• [Exercise objective]: What is the number of lines in the data holding the word "муниципальных"? Give that number by itself.

• [Records provided]:
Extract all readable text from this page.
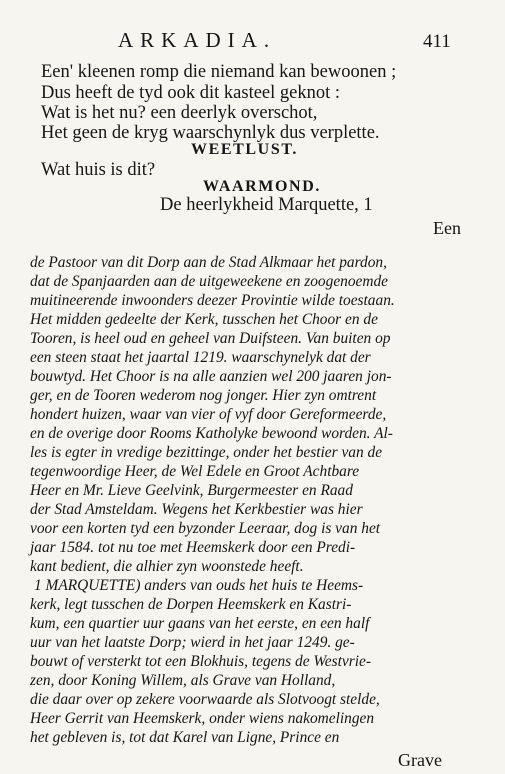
ARKADIA.	411
Een' kleenen romp die niemand kan bewoonen ;
Dus heeft de tyd ook dit kasteel geknot :
Wat is het nu? een deerlyk overschot,
Het geen de kryg waarschynlyk dus verplette.
WEETLUST.
Wat huis is dit?
WAARMOND.
De heerlykheid Marquette, 1
Een
de Pastoor van dit Dorp aan de Stad Alkmaar het pardon,
dat de Spanjaarden aan de uitgeweekene en zoogenoemde
muitineerende inwoonders deezer Provintie wilde toestaan.
Het midden gedeelte der Kerk, tusschen het Choor en de
Tooren, is heel oud en geheel van Duifsteen. Van buiten op
een steen staat het jaartal 1219. waarschynelyk dat der
bouwtyd. Het Choor is na alle aanzien wel 200 jaaren jon-
ger, en de Tooren wederom nog jonger. Hier zyn omtrent
hondert huizen, waar van vier of vyf door Gereformeerde,
en de overige door Rooms Katholyke bewoond worden. Al-
les is egter in vredige bezittinge, onder het bestier van de
tegenwoordige Heer, de Wel Edele en Groot Achtbare
Heer en Mr. Lieve Geelvink, Burgermeester en Raad
der Stad Amsteldam. Wegens het Kerkbestier was hier
voor een korten tyd een byzonder Leeraar, dog is van het
jaar 1584. tot nu toe met Heemskerk door een Predi-
kant bedient, die alhier zyn woonstede heeft.
1 MARQUETTE) anders van ouds het huis te Heems-
kerk, legt tusschen de Dorpen Heemskerk en Kastri-
kum, een quartier uur gaans van het eerste, en een half
uur van het laatste Dorp; wierd in het jaar 1249. ge-
bouwt of versterkt tot een Blokhuis, tegens de Westvrie-
zen, door Koning Willem, als Grave van Holland,
die daar over op zekere voorwaarde als Slotvoogt stelde,
Heer Gerrit van Heemskerk, onder wiens nakomelingen
het gebleven is, tot dat Karel van Ligne, Prince en
Grave
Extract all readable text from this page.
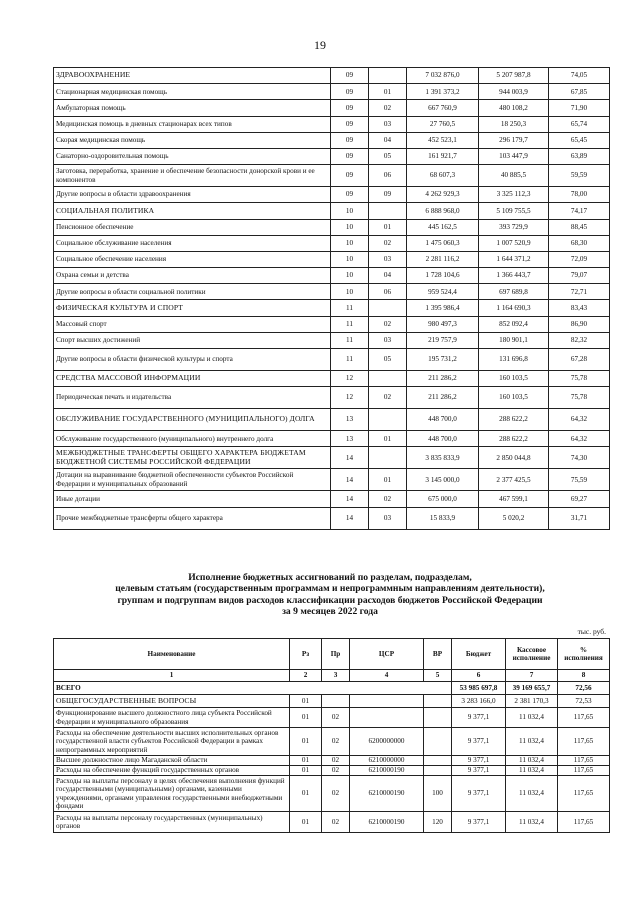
19
ЗДРАВООХРАНЕНИЕ	09		7 032 876,0	5 207 987,8	74,05
Стационарная медицинская помощь	09	01	1 391 373,2	944 003,9	67,85
Амбулаторная помощь	09	02	667 760,9	480 108,2	71,90
Медицинская помощь в дневных стационарах всех типов	09	03	27 760,5	18 250,3	65,74
Скорая медицинская помощь	09	04	452 523,1	296 179,7	65,45
Санаторно-оздоровительная помощь	09	05	161 921,7	103 447,9	63,89
Заготовка, переработка, хранение и обеспечение безопасности донорской крови и ее компонентов	09	06	68 607,3	40 885,5	59,59
Другие вопросы в области здравоохранения	09	09	4 262 929,3	3 325 112,3	78,00
СОЦИАЛЬНАЯ ПОЛИТИКА	10		6 888 968,0	5 109 755,5	74,17
Пенсионное обеспечение	10	01	445 162,5	393 729,9	88,45
Социальное обслуживание населения	10	02	1 475 060,3	1 007 520,9	68,30
Социальное обеспечение населения	10	03	2 281 116,2	1 644 371,2	72,09
Охрана семьи и детства	10	04	1 728 104,6	1 366 443,7	79,07
Другие вопросы в области социальной политики	10	06	959 524,4	697 689,8	72,71
ФИЗИЧЕСКАЯ КУЛЬТУРА И СПОРТ	11		1 395 986,4	1 164 690,3	83,43
Массовый спорт	11	02	980 497,3	852 092,4	86,90
Спорт высших достижений	11	03	219 757,9	180 901,1	82,32
Другие вопросы в области физической культуры и спорта	11	05	195 731,2	131 696,8	67,28
СРЕДСТВА МАССОВОЙ ИНФОРМАЦИИ	12		211 286,2	160 103,5	75,78
Периодическая печать и издательства	12	02	211 286,2	160 103,5	75,78
ОБСЛУЖИВАНИЕ ГОСУДАРСТВЕННОГО (МУНИЦИПАЛЬНОГО) ДОЛГА	13		448 700,0	288 622,2	64,32
Обслуживание государственного (муниципального) внутреннего долга	13	01	448 700,0	288 622,2	64,32
МЕЖБЮДЖЕТНЫЕ ТРАНСФЕРТЫ ОБЩЕГО ХАРАКТЕРА БЮДЖЕТАМ БЮДЖЕТНОЙ СИСТЕМЫ РОССИЙСКОЙ ФЕДЕРАЦИИ	14		3 835 833,9	2 850 044,8	74,30
Дотации на выравнивание бюджетной обеспеченности субъектов Российской Федерации и муниципальных образований	14	01	3 145 000,0	2 377 425,5	75,59
Иные дотации	14	02	675 000,0	467 599,1	69,27
Прочие межбюджетные трансферты общего характера	14	03	15 833,9	5 020,2	31,71
Исполнение бюджетных ассигнований по разделам, подразделам,
целевым статьям (государственным программам и непрограммным направлениям деятельности),
группам и подгруппам видов расходов классификации расходов бюджетов Российской Федерации
за 9 месяцев 2022 года
тыс. руб.
Наименование	Рз	Пр	ЦСР	ВР	Бюджет	Кассовое исполнение	% исполнения
1	2	3	4	5	6	7	8
ВСЕГО					53 985 697,8	39 169 655,7	72,56
ОБЩЕГОСУДАРСТВЕННЫЕ ВОПРОСЫ	01				3 283 166,0	2 381 170,3	72,53
Функционирование высшего должностного лица субъекта Российской Федерации и муниципального образования	01	02			9 377,1	11 032,4	117,65
Расходы на обеспечение деятельности высших исполнительных органов государственной власти субъектов Российской Федерации в рамках непрограммных мероприятий	01	02	6200000000		9 377,1	11 032,4	117,65
Высшее должностное лицо Магаданской области	01	02	6210000000		9 377,1	11 032,4	117,65
Расходы на обеспечение функций государственных органов	01	02	6210000190		9 377,1	11 032,4	117,65
Расходы на выплаты персоналу в целях обеспечения выполнения функций государственными (муниципальными) органами, казенными учреждениями, органами управления государственными внебюджетными фондами	01	02	6210000190	100	9 377,1	11 032,4	117,65
Расходы на выплаты персоналу государственных (муниципальных) органов	01	02	6210000190	120	9 377,1	11 032,4	117,65
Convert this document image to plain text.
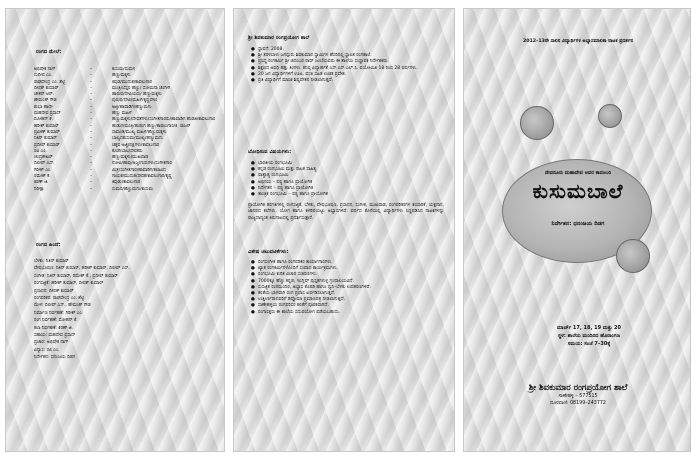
ರಂಗದ ಮೇಲೆ:
ಅಭಿಷೇಕ ನಾಗ್	–	ಕುಸುಮ/ಸುಮನ
ಸುದೀಪ ಎಂ.	–	ಹೆಣ್ಣುಮಕ್ಕಳು
ರಾಘವೇಂದ್ರ ಎಂ. ಶೆಟ್ಟಿ	–	ಕಿವುಡ/ಮುದುಕ/ಕಾವಲುಗಾರ
ದೀಪಕ್ ಕುಮಾರ್	–	ಮಂತ್ರಿ/ಬೆಸ್ತರ ಹೆಣ್ಣು/ ಸೋಮನಾ ಚೆಂಗೀಗಿ
ಚೇತನ್ ಆರ್.	–	ಹಾರುವ/ದೇವಿಯರು/ ಹೆಣ್ಣುಮಕ್ಕಳು
ಹೇಮಂತ್ ಗೌಡ	–	ಪುರುಷ/ದೇವಿ/ಮಹಿಳೆ/ಕೃಷ್ಣವೇಣಿ
ಶುಭಾ ಹಾದೇ	–	ಅಜ್ಜಿ/ಹಾವಾಡಿಗ/ಹೆಣ್ಣುಮಗು
ಮಹದೇವ ಪ್ರಸಾದ್	–	ಹೆಣ್ಣು ಮಹಿಳೆ
ಮೋಹನ್ ಕೆ.	–	ಹೆಣ್ಣುಮಕ್ಕಳು/ದೇವತೆಗಳು/ಸಂಗೀತಗಾರರು/ಹಾವಾಡಿಗ ಹೆಂಡತಿ/ಕಾವಲುಗಾರ
ಹರೀಶ್ ಕುಮಾರ್	–	ಹುಡುಗ/ಮಂತ್ರಿ/ಹುಡುಗ ಹೆಣ್ಣು/ಕಾವಲುಗಾರ/ಕಿ. ರಾಜನ್
ಪ್ರವೀಣ್ ಕುಮಾರ್	–	ಸಾಮಂತ/ಮುಖ್ಯ ಮಹಿಳೆ/ಹೆಣ್ಣುಮಕ್ಕಳು
ನಿತಿನ್ ಕುಮಾರ್	–	ಬಾಲ್ಯದಕುಸುಮ/ಮುಖ್ಯ/ಹೆಣ್ಣುಮಗು
ಪ್ರದೀಪ್ ಕುಮಾರ್	–	ಚಿಕ್ಕವ ಅಜ್ಜಿ/ಪಕ್ಷಿಗಳು/ಕಾವಲುಗಾರ
ರವಿ ಎಂ.	–	ಕೊಡೆ/ಬಾಲ/ಸೇವಕರು
ಚಂದ್ರಶೇಖರ್	–	ಹೆಣ್ಣುಮಕ್ಕಳು/ಮುಖವಾಡ
ದಿಲೀಪ್ ಎಸ್.	–	ನೋಟ/ಹಾವು/ಅಜ್ಜ/ಗುರುಗಳು/ಸಂಗೀತಗಾರ
ಗಿರೀಶ್ ಎಂ.	–	ಮಿತ್ರ/ಸಂಗೀತಗಾರ/ಹಾವಾಡಿಗ/ಕಲಾವಿದ
ರಮೇಶ್ ಕೆ.	–	ಗಾಯಕ/ಮುದುಕ/ಸೇವಕ/ಕಾವಲುಗಾರ/ಕೃಷ್ಣ
ಕಿರಣ್ ಜಿ.	–	ಕಿವುಡು/ಕಾವಲುಗಾರ
ನಿರೀಕ್ಷಾ	–	ಸುಮನ/ಹೆಣ್ಣುಮಗು/ಕುಸುಮ
ರಂಗದ ಹಿಂದೆ:
ಬೆಳಕು: ನಿತಿನ್ ಕುಮಾರ್
ವೇಷಭೂಷಣ: ನಿತಿನ್ ಕುಮಾರ್, ಹರೀಶ್ ಕುಮಾರ್, ದಿಲೀಪ್ ಎಸ್.
ಸಂಗೀತ: ನಿತಿನ್ ಕುಮಾರ್, ರಮೇಶ್ ಕೆ., ಪ್ರದೀಪ್ ಕುಮಾರ್
ರಂಗಸಜ್ಜಿಕೆ: ಹರೀಶ್ ಕುಮಾರ್, ದೀಪಕ್ ಕುಮಾರ್
ಪ್ರಸಾಧನ: ದೀಪಕ್ ಕುಮಾರ್
ರಂಗಪರಿಕರ: ರಾಘವೇಂದ್ರ ಎಂ. ಶೆಟ್ಟಿ
ಮೇಳ: ದಿಲೀಪ್ ಎಸ್., ಹೇಮಂತ್ ಗೌಡ
ನಿರ್ಮಾಣ ನಿರ್ವಹಣೆ: ಗಿರೀಶ್ ಎಂ.
ರಂಗ ನಿರ್ವಹಣೆ: ಮೋಹನ್ ಕೆ.
ಕಲಾ ನಿರ್ವಹಣೆ: ಕಿರಣ್ ಜಿ.
ಸಹಾಯ: ಮಹದೇವ ಪ್ರಸಾದ್
ಪ್ರಚಾರ: ಅಭಿಷೇಕ ನಾಗ್
ವಿನ್ಯಾಸ: ರವಿ ಎಂ.
ನಿರ್ದೇಶನ: ಧನಂಜಯ ದಿಡಗ
ಶ್ರೀ ಶಿವಕುಮಾರ ರಂಗಪ್ರಯೋಗ ಶಾಲೆ
● ಸ್ಥಾಪನೆ: 2008.
● ಶ್ರೀ ತರಳಬಾಳು ಜಗದ್ಗುರು ಶಿವಕುಮಾರ ಸ್ವಾಮಿಗಳ ಹೆಸರಿನಲ್ಲಿ ಸ್ಥಾಪಿತ ರಂಗಶಾಲೆ.
● ಪ್ರಸಿದ್ಧ ರಂಗಕರ್ಮಿ ಶ್ರೀ ಚಿದಂಬರ ರಾವ್ ಜಂಬೆಯವರು ಈ ಶಾಲೆಯ ಸಂಸ್ಥಾಪಕ ನಿರ್ದೇಶಕರು.
● ಶಿಕ್ಷಣದ ಅವಧಿ ಹತ್ತು ತಿಂಗಳು. ಕನಿಷ್ಠ ವಿದ್ಯಾರ್ಹತೆ ಎಸ್.ಎಸ್.ಎಲ್.ಸಿ. ವಯೋಮಿತಿ 18 ರಿಂದ 28 ವರ್ಷಗಳು.
● 20 ಜನ ವಿದ್ಯಾರ್ಥಿಗಳಿಗೆ ಊಟ, ವಸತಿ ಸಹಿತ ಉಚಿತ ಪ್ರವೇಶ.
● ಪ್ರತಿ ವಿದ್ಯಾರ್ಥಿಗೆ ಮಾಸಿಕ ಶಿಷ್ಯವೇತನ ನೀಡಲಾಗುತ್ತದೆ.
ಬೋಧಿಸುವ ವಿಷಯಗಳು:
● ಭಾರತೀಯ ರಂಗಭೂಮಿ
● ಕನ್ನಡ ರಂಗಭೂಮಿ ಮತ್ತು ನಾಟಕ ಸಾಹಿತ್ಯ
● ಪಾಶ್ಚಾತ್ಯ ರಂಗಭೂಮಿ
● ಅಭಿನಯ – ಪಠ್ಯ ಹಾಗೂ ಪ್ರಾಯೋಗಿಕ
● ನಿರ್ದೇಶನ – ಪಠ್ಯ ಹಾಗೂ ಪ್ರಾಯೋಗಿಕ
● ತಾಂತ್ರಿಕ ರಂಗಭೂಮಿ – ಪಠ್ಯ ಹಾಗೂ ಪ್ರಾಯೋಗಿಕ
ಪ್ರಾಯೋಗಿಕ ತರಗತಿಗಳಲ್ಲಿ ರಂಗಸಜ್ಜಿಕೆ, ಬೆಳಕು, ವೇಷಭೂಷಣ, ಪ್ರಸಾಧನ, ಸಂಗೀತ, ಮುಖವಾಡ, ರಂಗಪರಿಕರಗಳ ತಯಾರಿಕೆ, ಯಕ್ಷಗಾನ, ಜಾನಪದ ಕಲೆಗಳು, ಯೋಗ ಹಾಗೂ ಕಳರಿಪಯಟ್ಟು ಅಭ್ಯಾಸಗಳಿವೆ. ವರ್ಷದ ಕೊನೆಯಲ್ಲಿ ವಿದ್ಯಾರ್ಥಿಗಳು ಸಿದ್ಧಪಡಿಸಿದ ನಾಟಕಗಳನ್ನು ರಾಜ್ಯದಾದ್ಯಂತ ತಿರುಗಾಟದಲ್ಲಿ ಪ್ರದರ್ಶಿಸುತ್ತಾರೆ.
ವಿಶೇಷ ಚಟುವಟಿಕೆಗಳು:
● ರಂಗಸಂಗೀತ ಹಾಗೂ ರಂಗಪರಿಕರ ಕಾರ್ಯಾಗಾರಗಳು.
● ಖ್ಯಾತ ರಂಗಕರ್ಮಿಗಳೊಂದಿಗೆ ಸಂವಾದ ಕಾರ್ಯಕ್ರಮಗಳು.
● ರಂಗಭೂಮಿ ಕುರಿತ ವಿಚಾರ ಸಂಕಿರಣಗಳು.
● 7000ಕ್ಕೂ ಹೆಚ್ಚು ಕನ್ನಡ, ಇಂಗ್ಲಿಷ್ ಪುಸ್ತಕಗಳುಳ್ಳ ಗ್ರಂಥಾಲಯವಿದೆ.
● ಸುಸಜ್ಜಿತ ರಂಗಮಂದಿರ, ಅಭ್ಯಾಸ ಕೊಠಡಿ ಹಾಗೂ ಧ್ವನಿ–ಬೆಳಕು ಉಪಕರಣಗಳಿವೆ.
● ಕಲಿಕೆಯ ಭಾಗವಾಗಿ ರಂಗ ಪ್ರವಾಸ ಏರ್ಪಡಿಸಲಾಗುತ್ತದೆ.
● ಉತ್ತೀರ್ಣರಾದವರಿಗೆ ಡಿಪ್ಲೊಮಾ ಪ್ರಮಾಣಪತ್ರ ನೀಡಲಾಗುತ್ತದೆ.
● ಸಾಣೇಹಳ್ಳಿಯ ರಂಗಪರಿಸರ ಕಲಿಕೆಗೆ ಪೂರಕವಾಗಿದೆ.
● ರಂಗಾಸಕ್ತರು ಈ ಶಾಲೆಯ ಸದುಪಯೋಗ ಪಡೆಯಬಹುದು.
2012–13ನೇ ಸಾಲಿನ ವಿದ್ಯಾರ್ಥಿಗಳ ಅಭ್ಯಾಸಮಾಲಿಕಾ ನಾಟಕ ಪ್ರದರ್ಶನ
ದೇವನೂರು ಮಹಾದೇವ ಅವರ ಕಾದಂಬರಿ
ಕುಸುಮಬಾಲೆ
ನಿರ್ದೇಶನ: ಧನಂಜಯ ದಿಡಗ
ಮಾರ್ಚ್ 17, 18, 19 ಮತ್ತು 20
ಸ್ಥಳ: ಶಾಲೆಯ ಮಂದಿರದ ಹೊರಾಂಗಣ
ಸಮಯ: ಸಂಜೆ 7–30ಕ್ಕೆ
ಶ್ರೀ ಶಿವಕುಮಾರ ರಂಗಪ್ರಯೋಗ ಶಾಲೆ
ಸಾಣೇಹಳ್ಳಿ – 577515
ದೂರವಾಣಿ: 08199–243772
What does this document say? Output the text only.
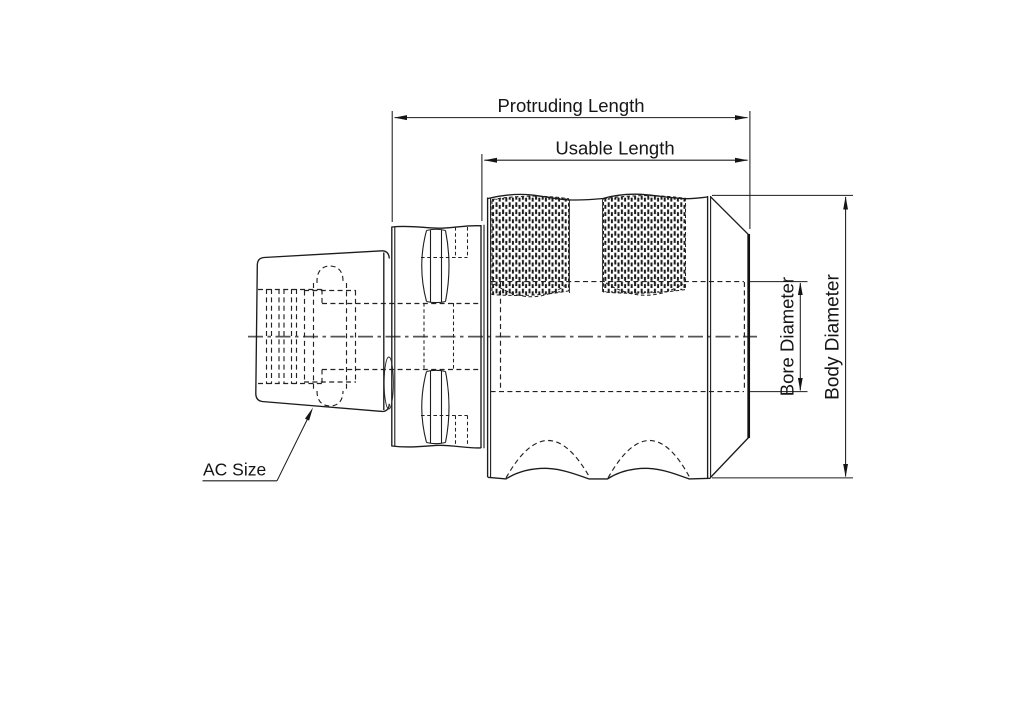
Protruding Length
Usable Length
Bore Diameter Body Diameter
AC Size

• [Right answer]: 2